Description of the task: Please restate the following records word for word.

● ● ● ●

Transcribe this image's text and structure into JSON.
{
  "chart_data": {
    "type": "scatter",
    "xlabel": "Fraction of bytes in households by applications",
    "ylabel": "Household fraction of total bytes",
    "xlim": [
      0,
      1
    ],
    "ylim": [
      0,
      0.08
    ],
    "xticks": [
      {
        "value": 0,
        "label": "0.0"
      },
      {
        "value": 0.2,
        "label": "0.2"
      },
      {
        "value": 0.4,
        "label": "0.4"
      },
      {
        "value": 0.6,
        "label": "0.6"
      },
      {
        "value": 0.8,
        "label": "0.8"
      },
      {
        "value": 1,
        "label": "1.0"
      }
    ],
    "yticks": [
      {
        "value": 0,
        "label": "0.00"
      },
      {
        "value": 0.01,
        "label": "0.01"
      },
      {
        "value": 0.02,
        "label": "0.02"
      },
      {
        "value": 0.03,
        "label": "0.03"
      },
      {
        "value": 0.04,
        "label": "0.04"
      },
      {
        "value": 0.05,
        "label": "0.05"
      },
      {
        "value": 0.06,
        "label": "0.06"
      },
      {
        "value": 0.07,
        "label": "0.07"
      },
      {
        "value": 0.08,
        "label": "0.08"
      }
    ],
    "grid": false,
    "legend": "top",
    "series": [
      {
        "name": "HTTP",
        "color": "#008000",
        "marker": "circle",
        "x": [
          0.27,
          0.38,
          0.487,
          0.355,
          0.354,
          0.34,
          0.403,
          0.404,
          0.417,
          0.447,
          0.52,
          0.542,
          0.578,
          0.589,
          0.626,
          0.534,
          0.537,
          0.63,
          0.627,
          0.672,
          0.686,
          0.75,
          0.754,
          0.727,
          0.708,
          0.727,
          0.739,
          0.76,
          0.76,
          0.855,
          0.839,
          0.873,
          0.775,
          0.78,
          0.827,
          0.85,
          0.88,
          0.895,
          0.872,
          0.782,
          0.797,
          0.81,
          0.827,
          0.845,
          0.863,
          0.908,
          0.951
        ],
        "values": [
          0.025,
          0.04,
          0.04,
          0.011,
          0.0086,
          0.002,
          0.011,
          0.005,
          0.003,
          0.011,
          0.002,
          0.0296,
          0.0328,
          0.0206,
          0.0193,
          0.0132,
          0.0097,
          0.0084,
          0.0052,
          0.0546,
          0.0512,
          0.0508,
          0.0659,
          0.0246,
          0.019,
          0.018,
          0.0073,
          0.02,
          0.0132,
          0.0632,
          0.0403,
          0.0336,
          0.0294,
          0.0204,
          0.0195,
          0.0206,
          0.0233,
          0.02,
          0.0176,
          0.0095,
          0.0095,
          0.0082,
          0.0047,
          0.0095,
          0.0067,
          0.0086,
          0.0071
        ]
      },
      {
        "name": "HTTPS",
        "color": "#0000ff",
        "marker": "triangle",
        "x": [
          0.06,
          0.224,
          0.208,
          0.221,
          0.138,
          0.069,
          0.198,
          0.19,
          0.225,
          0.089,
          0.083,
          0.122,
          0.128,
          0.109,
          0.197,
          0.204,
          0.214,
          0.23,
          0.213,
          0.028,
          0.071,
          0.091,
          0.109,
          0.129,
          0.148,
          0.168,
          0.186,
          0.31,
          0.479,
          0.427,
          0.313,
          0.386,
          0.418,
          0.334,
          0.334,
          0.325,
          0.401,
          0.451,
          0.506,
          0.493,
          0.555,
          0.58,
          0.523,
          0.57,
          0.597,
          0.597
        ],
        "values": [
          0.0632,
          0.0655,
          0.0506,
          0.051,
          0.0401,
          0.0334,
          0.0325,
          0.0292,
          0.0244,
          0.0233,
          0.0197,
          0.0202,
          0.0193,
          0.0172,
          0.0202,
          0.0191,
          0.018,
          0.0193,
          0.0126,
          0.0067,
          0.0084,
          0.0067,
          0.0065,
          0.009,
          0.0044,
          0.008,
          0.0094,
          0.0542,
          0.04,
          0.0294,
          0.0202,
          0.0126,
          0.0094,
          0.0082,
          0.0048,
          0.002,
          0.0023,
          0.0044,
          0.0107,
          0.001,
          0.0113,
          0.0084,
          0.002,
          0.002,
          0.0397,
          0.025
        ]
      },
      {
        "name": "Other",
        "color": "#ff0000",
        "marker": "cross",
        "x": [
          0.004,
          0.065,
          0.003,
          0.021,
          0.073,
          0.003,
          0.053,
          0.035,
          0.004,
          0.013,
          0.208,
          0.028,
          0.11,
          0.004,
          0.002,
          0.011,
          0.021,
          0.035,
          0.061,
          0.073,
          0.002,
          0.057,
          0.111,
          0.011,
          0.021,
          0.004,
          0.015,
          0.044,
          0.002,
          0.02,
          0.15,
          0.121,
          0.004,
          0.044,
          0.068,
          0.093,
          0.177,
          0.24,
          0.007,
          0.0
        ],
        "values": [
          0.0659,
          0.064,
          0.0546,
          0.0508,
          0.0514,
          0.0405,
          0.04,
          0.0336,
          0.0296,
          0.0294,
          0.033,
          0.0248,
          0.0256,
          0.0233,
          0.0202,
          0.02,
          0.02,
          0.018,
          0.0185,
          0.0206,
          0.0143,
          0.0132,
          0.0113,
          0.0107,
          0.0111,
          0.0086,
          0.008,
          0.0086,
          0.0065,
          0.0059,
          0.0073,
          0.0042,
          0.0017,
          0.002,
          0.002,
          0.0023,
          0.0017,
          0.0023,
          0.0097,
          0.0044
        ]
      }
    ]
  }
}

● ● ● ●

Completed exercise:
Transcribe this image's text and structure into JSON.
{
  "chart_data": {
    "type": "scatter",
    "xlabel": "Fraction of bytes in households by applications",
    "ylabel": "Household fraction of total bytes",
    "xlim": [
      0,
      1
    ],
    "ylim": [
      0,
      0.08
    ],
    "xticks": [
      {
        "value": 0,
        "label": "0.0"
      },
      {
        "value": 0.2,
        "label": "0.2"
      },
      {
        "value": 0.4,
        "label": "0.4"
      },
      {
        "value": 0.6,
        "label": "0.6"
      },
      {
        "value": 0.8,
        "label": "0.8"
      },
      {
        "value": 1,
        "label": "1.0"
      }
    ],
    "yticks": [
      {
        "value": 0,
        "label": "0.00"
      },
      {
        "value": 0.01,
        "label": "0.01"
      },
      {
        "value": 0.02,
        "label": "0.02"
      },
      {
        "value": 0.03,
        "label": "0.03"
      },
      {
        "value": 0.04,
        "label": "0.04"
      },
      {
        "value": 0.05,
        "label": "0.05"
      },
      {
        "value": 0.06,
        "label": "0.06"
      },
      {
        "value": 0.07,
        "label": "0.07"
      },
      {
        "value": 0.08,
        "label": "0.08"
      }
    ],
    "grid": false,
    "legend": "top",
    "series": [
      {
        "name": "HTTP",
        "color": "#008000",
        "marker": "circle",
        "x": [
          0.27,
          0.38,
          0.487,
          0.355,
          0.354,
          0.34,
          0.403,
          0.404,
          0.417,
          0.447,
          0.52,
          0.542,
          0.578,
          0.589,
          0.626,
          0.534,
          0.537,
          0.63,
          0.627,
          0.672,
          0.686,
          0.75,
          0.754,
          0.727,
          0.708,
          0.727,
          0.739,
          0.76,
          0.76,
          0.855,
          0.839,
          0.873,
          0.775,
          0.78,
          0.827,
          0.85,
          0.88,
          0.895,
          0.872,
          0.782,
          0.797,
          0.81,
          0.827,
          0.845,
          0.863,
          0.908,
          0.951
        ],
        "values": [
          0.025,
          0.04,
          0.04,
          0.011,
          0.0086,
          0.002,
          0.011,
          0.005,
          0.003,
          0.011,
          0.002,
          0.0296,
          0.0328,
          0.0206,
          0.0193,
          0.0132,
          0.0097,
          0.0084,
          0.0052,
          0.0546,
          0.0512,
          0.0508,
          0.0659,
          0.0246,
          0.019,
          0.018,
          0.0073,
          0.02,
          0.0132,
          0.0632,
          0.0403,
          0.0336,
          0.0294,
          0.0204,
          0.0195,
          0.0206,
          0.0233,
          0.02,
          0.0176,
          0.0095,
          0.0095,
          0.0082,
          0.0047,
          0.0095,
          0.0067,
          0.0086,
          0.0071
        ]
      },
      {
        "name": "HTTPS",
        "color": "#0000ff",
        "marker": "triangle",
        "x": [
          0.06,
          0.224,
          0.208,
          0.221,
          0.138,
          0.069,
          0.198,
          0.19,
          0.225,
          0.089,
          0.083,
          0.122,
          0.128,
          0.109,
          0.197,
          0.204,
          0.214,
          0.23,
          0.213,
          0.028,
          0.071,
          0.091,
          0.109,
          0.129,
          0.148,
          0.168,
          0.186,
          0.31,
          0.479,
          0.427,
          0.313,
          0.386,
          0.418,
          0.334,
          0.334,
          0.325,
          0.401,
          0.451,
          0.506,
          0.493,
          0.555,
          0.58,
          0.523,
          0.57,
          0.597,
          0.597
        ],
        "values": [
          0.0632,
          0.0655,
          0.0506,
          0.051,
          0.0401,
          0.0334,
          0.0325,
          0.0292,
          0.0244,
          0.0233,
          0.0197,
          0.0202,
          0.0193,
          0.0172,
          0.0202,
          0.0191,
          0.018,
          0.0193,
          0.0126,
          0.0067,
          0.0084,
          0.0067,
          0.0065,
          0.009,
          0.0044,
          0.008,
          0.0094,
          0.0542,
          0.04,
          0.0294,
          0.0202,
          0.0126,
          0.0094,
          0.0082,
          0.0048,
          0.002,
          0.0023,
          0.0044,
          0.0107,
          0.001,
          0.0113,
          0.0084,
          0.002,
          0.002,
          0.0397,
          0.025
        ]
      },
      {
        "name": "Other",
        "color": "#ff0000",
        "marker": "cross",
        "x": [
          0.004,
          0.065,
          0.003,
          0.021,
          0.073,
          0.003,
          0.053,
          0.035,
          0.004,
          0.013,
          0.208,
          0.028,
          0.11,
          0.004,
          0.002,
          0.011,
          0.021,
          0.035,
          0.061,
          0.073,
          0.002,
          0.057,
          0.111,
          0.011,
          0.021,
          0.004,
          0.015,
          0.044,
          0.002,
          0.02,
          0.15,
          0.121,
          0.004,
          0.044,
          0.068,
          0.093,
          0.177,
          0.24,
          0.007,
          0.0
        ],
        "values": [
          0.0659,
          0.064,
          0.0546,
          0.0508,
          0.0514,
          0.0405,
          0.04,
          0.0336,
          0.0296,
          0.0294,
          0.033,
          0.0248,
          0.0256,
          0.0233,
          0.0202,
          0.02,
          0.02,
          0.018,
          0.0185,
          0.0206,
          0.0143,
          0.0132,
          0.0113,
          0.0107,
          0.0111,
          0.0086,
          0.008,
          0.0086,
          0.0065,
          0.0059,
          0.0073,
          0.0042,
          0.0017,
          0.002,
          0.002,
          0.0023,
          0.0017,
          0.0023,
          0.0097,
          0.0044
        ]
      }
    ]
  }
}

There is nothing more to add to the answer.